# WORKING DATA
# # #

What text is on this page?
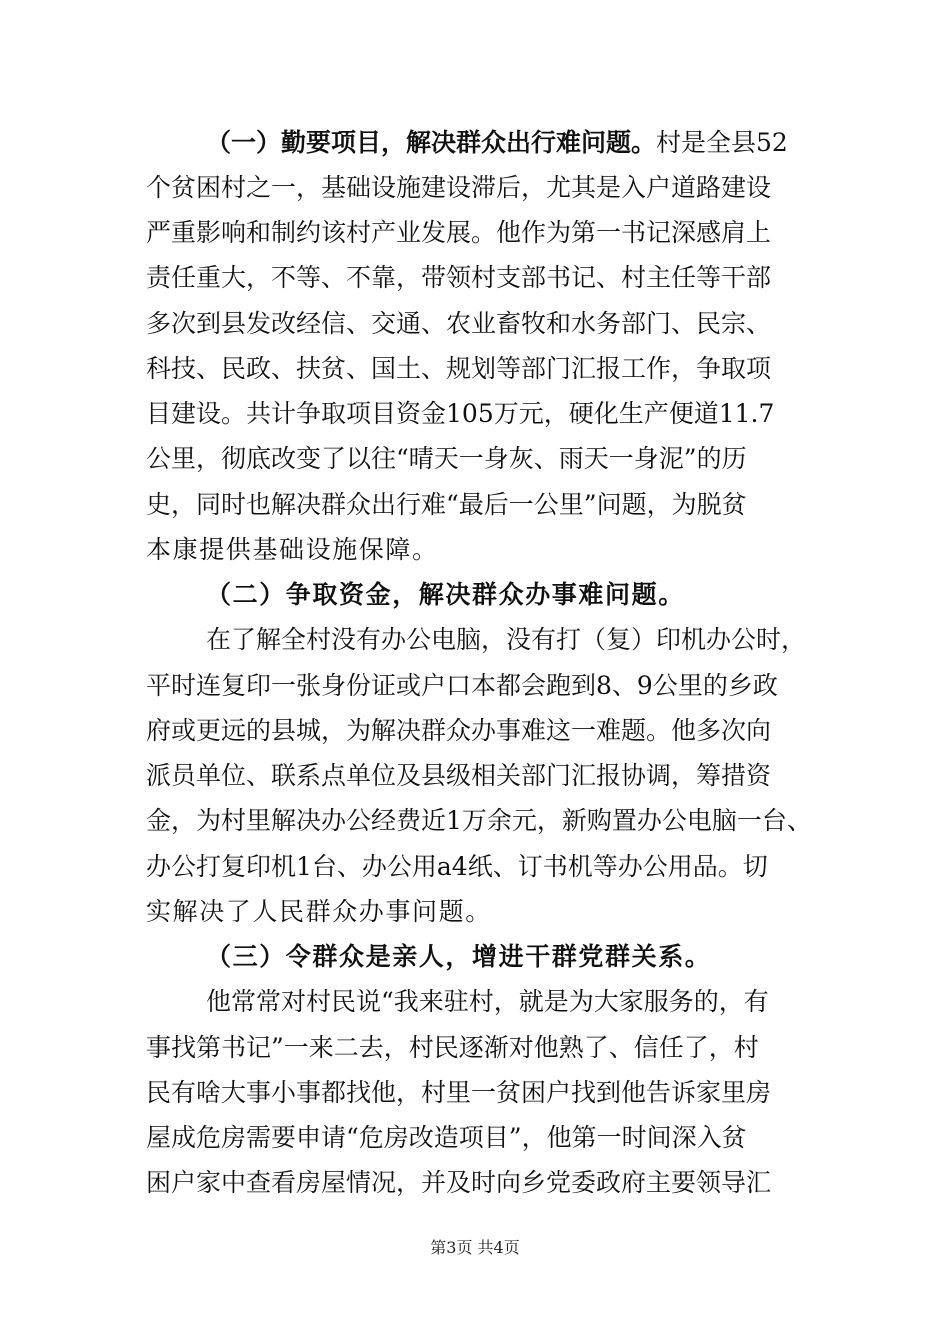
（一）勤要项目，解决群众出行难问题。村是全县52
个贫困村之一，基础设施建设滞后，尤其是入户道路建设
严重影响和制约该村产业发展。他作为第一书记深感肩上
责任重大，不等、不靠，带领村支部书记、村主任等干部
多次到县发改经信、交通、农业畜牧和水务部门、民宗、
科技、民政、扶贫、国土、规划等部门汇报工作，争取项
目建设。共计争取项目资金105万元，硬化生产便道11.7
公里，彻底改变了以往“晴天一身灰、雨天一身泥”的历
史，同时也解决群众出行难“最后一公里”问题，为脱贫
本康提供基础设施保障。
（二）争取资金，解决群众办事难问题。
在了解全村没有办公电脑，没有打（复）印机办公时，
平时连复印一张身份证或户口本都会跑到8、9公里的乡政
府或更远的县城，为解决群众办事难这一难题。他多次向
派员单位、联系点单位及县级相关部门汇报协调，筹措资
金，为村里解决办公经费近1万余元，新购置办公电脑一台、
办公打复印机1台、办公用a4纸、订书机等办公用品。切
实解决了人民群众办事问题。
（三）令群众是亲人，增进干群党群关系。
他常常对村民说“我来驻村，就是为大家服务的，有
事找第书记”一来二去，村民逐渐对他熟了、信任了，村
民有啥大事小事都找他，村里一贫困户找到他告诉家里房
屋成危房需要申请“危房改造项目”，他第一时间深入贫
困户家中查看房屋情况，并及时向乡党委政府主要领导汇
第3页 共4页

# # #

# GOAL OF THE EXERCISE
All of the entries above should be duplicated exactly, except for the pictures.

# EXERCISE RESPONSE
What text is on this page?
（一）勤要项目，解决群众出行难问题。村是全县52
个贫困村之一，基础设施建设滞后，尤其是入户道路建设
严重影响和制约该村产业发展。他作为第一书记深感肩上
责任重大，不等、不靠，带领村支部书记、村主任等干部
多次到县发改经信、交通、农业畜牧和水务部门、民宗、
科技、民政、扶贫、国土、规划等部门汇报工作，争取项
目建设。共计争取项目资金105万元，硬化生产便道11.7
公里，彻底改变了以往“晴天一身灰、雨天一身泥”的历
史，同时也解决群众出行难“最后一公里”问题，为脱贫
本康提供基础设施保障。
（二）争取资金，解决群众办事难问题。
在了解全村没有办公电脑，没有打（复）印机办公时，
平时连复印一张身份证或户口本都会跑到8、9公里的乡政
府或更远的县城，为解决群众办事难这一难题。他多次向
派员单位、联系点单位及县级相关部门汇报协调，筹措资
金，为村里解决办公经费近1万余元，新购置办公电脑一台、
办公打复印机1台、办公用a4纸、订书机等办公用品。切
实解决了人民群众办事问题。
（三）令群众是亲人，增进干群党群关系。
他常常对村民说“我来驻村，就是为大家服务的，有
事找第书记”一来二去，村民逐渐对他熟了、信任了，村
民有啥大事小事都找他，村里一贫困户找到他告诉家里房
屋成危房需要申请“危房改造项目”，他第一时间深入贫
困户家中查看房屋情况，并及时向乡党委政府主要领导汇
第3页 共4页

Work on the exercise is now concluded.